Collected data entries:
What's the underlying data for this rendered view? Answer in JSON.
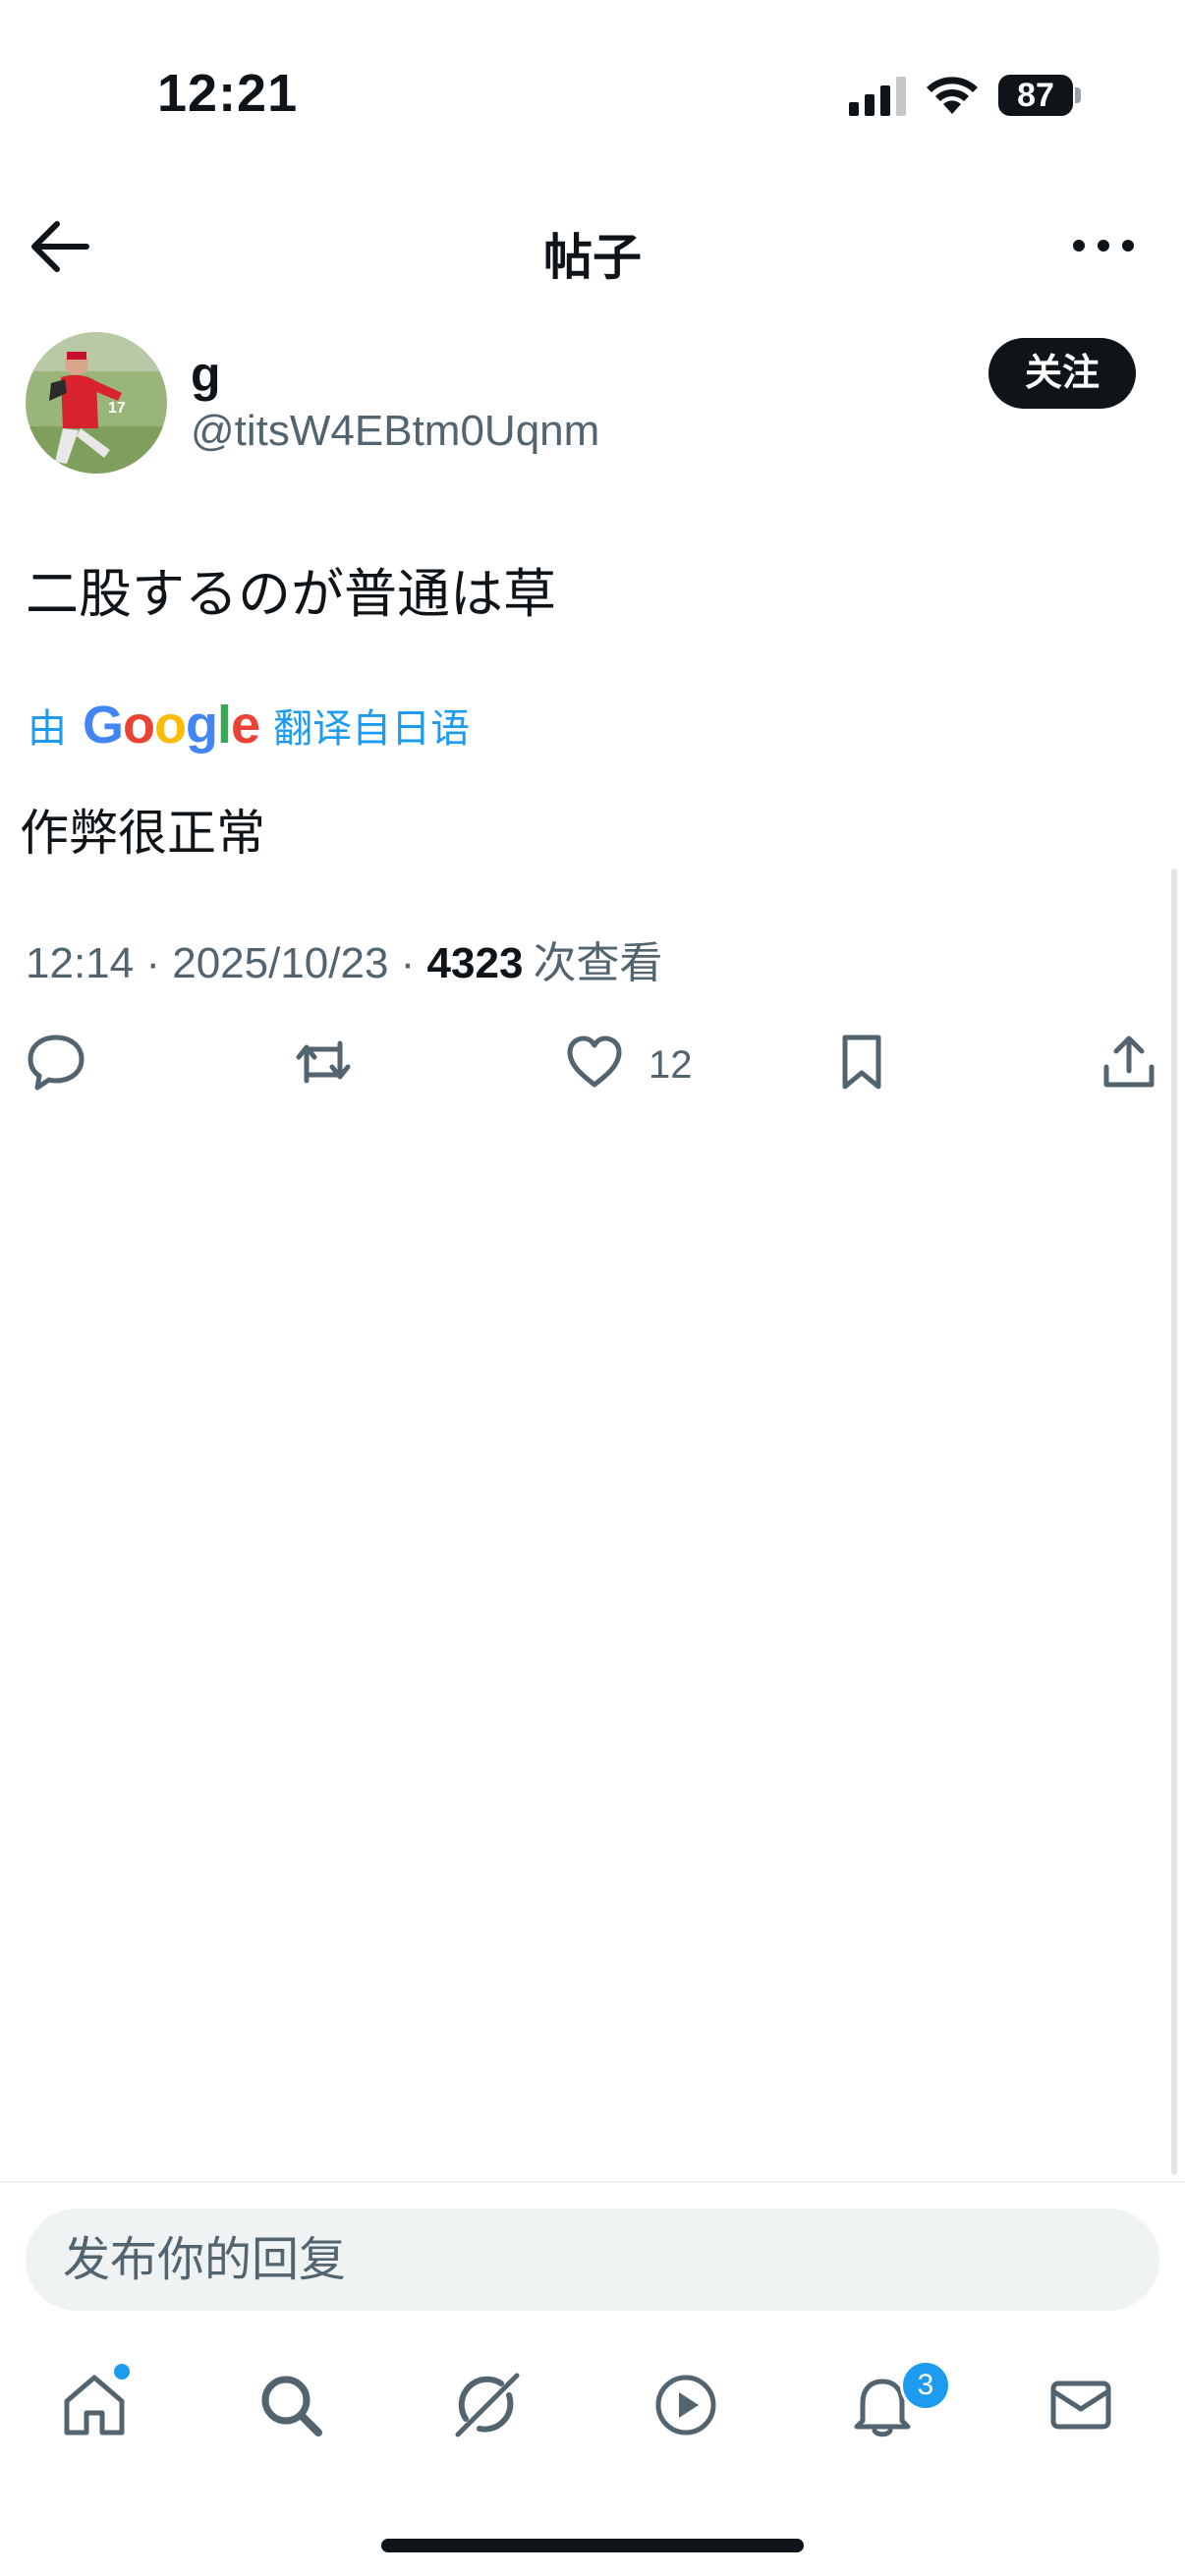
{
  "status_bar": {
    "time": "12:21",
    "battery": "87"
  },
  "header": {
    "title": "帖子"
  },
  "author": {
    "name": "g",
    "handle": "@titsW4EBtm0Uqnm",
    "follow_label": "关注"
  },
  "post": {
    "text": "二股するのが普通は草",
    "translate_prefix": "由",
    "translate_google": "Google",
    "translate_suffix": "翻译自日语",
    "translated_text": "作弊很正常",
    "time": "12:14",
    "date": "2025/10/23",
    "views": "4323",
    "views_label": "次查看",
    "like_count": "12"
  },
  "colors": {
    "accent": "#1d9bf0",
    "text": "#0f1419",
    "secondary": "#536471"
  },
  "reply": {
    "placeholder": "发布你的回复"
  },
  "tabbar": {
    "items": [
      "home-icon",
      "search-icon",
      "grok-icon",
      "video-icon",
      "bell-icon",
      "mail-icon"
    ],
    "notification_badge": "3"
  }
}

— GIVEN REQUEST —
All of the data above should be quoted exactly, except for the pictures.

— TASK OUTPUT —
What's the underlying data for this rendered view? Answer in JSON.
{
  "status_bar": {
    "time": "12:21",
    "battery": "87"
  },
  "header": {
    "title": "帖子"
  },
  "author": {
    "name": "g",
    "handle": "@titsW4EBtm0Uqnm",
    "follow_label": "关注"
  },
  "post": {
    "text": "二股するのが普通は草",
    "translate_prefix": "由",
    "translate_google": "Google",
    "translate_suffix": "翻译自日语",
    "translated_text": "作弊很正常",
    "time": "12:14",
    "date": "2025/10/23",
    "views": "4323",
    "views_label": "次查看",
    "like_count": "12"
  },
  "colors": {
    "accent": "#1d9bf0",
    "text": "#0f1419",
    "secondary": "#536471"
  },
  "reply": {
    "placeholder": "发布你的回复"
  },
  "tabbar": {
    "items": [
      "home-icon",
      "search-icon",
      "grok-icon",
      "video-icon",
      "bell-icon",
      "mail-icon"
    ],
    "notification_badge": "3"
  }
}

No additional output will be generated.